**REQUEST:** Omit the pictures, please, and give each record below again exactly.

**ENTRIES:**
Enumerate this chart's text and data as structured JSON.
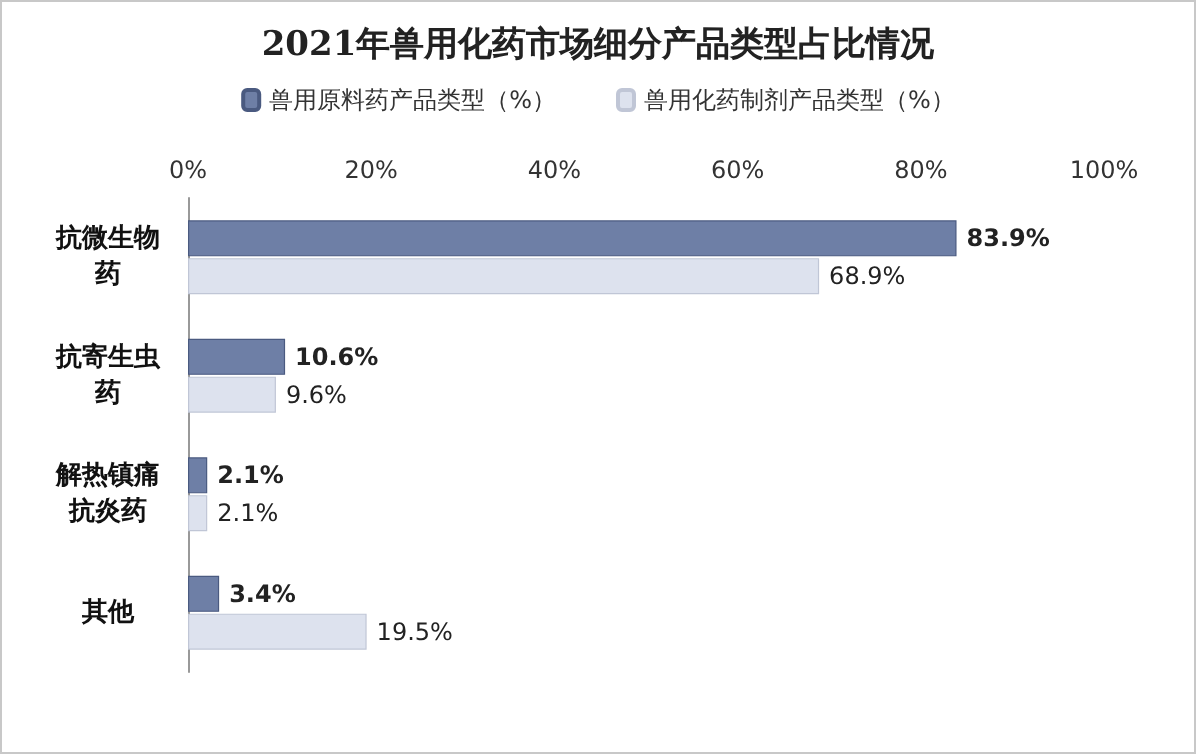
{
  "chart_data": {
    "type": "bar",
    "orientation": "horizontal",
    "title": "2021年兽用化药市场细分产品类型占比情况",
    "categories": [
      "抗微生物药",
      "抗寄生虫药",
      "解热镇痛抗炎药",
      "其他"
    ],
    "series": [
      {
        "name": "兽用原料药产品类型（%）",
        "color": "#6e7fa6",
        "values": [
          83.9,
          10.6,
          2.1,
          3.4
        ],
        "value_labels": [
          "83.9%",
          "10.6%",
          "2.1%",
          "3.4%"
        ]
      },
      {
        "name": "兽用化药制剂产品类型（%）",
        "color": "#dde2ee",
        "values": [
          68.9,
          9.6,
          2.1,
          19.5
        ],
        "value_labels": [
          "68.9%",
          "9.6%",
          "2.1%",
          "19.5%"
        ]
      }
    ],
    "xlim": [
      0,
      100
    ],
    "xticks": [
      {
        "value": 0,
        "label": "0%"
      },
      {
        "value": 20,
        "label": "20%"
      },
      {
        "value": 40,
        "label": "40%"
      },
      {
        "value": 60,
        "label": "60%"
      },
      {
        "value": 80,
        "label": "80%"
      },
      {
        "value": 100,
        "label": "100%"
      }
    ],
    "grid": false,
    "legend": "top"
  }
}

**RESPONSE TO THIS EXERCISE:**
Enumerate this chart's text and data as structured JSON.
{
  "chart_data": {
    "type": "bar",
    "orientation": "horizontal",
    "title": "2021年兽用化药市场细分产品类型占比情况",
    "categories": [
      "抗微生物药",
      "抗寄生虫药",
      "解热镇痛抗炎药",
      "其他"
    ],
    "series": [
      {
        "name": "兽用原料药产品类型（%）",
        "color": "#6e7fa6",
        "values": [
          83.9,
          10.6,
          2.1,
          3.4
        ],
        "value_labels": [
          "83.9%",
          "10.6%",
          "2.1%",
          "3.4%"
        ]
      },
      {
        "name": "兽用化药制剂产品类型（%）",
        "color": "#dde2ee",
        "values": [
          68.9,
          9.6,
          2.1,
          19.5
        ],
        "value_labels": [
          "68.9%",
          "9.6%",
          "2.1%",
          "19.5%"
        ]
      }
    ],
    "xlim": [
      0,
      100
    ],
    "xticks": [
      {
        "value": 0,
        "label": "0%"
      },
      {
        "value": 20,
        "label": "20%"
      },
      {
        "value": 40,
        "label": "40%"
      },
      {
        "value": 60,
        "label": "60%"
      },
      {
        "value": 80,
        "label": "80%"
      },
      {
        "value": 100,
        "label": "100%"
      }
    ],
    "grid": false,
    "legend": "top"
  }
}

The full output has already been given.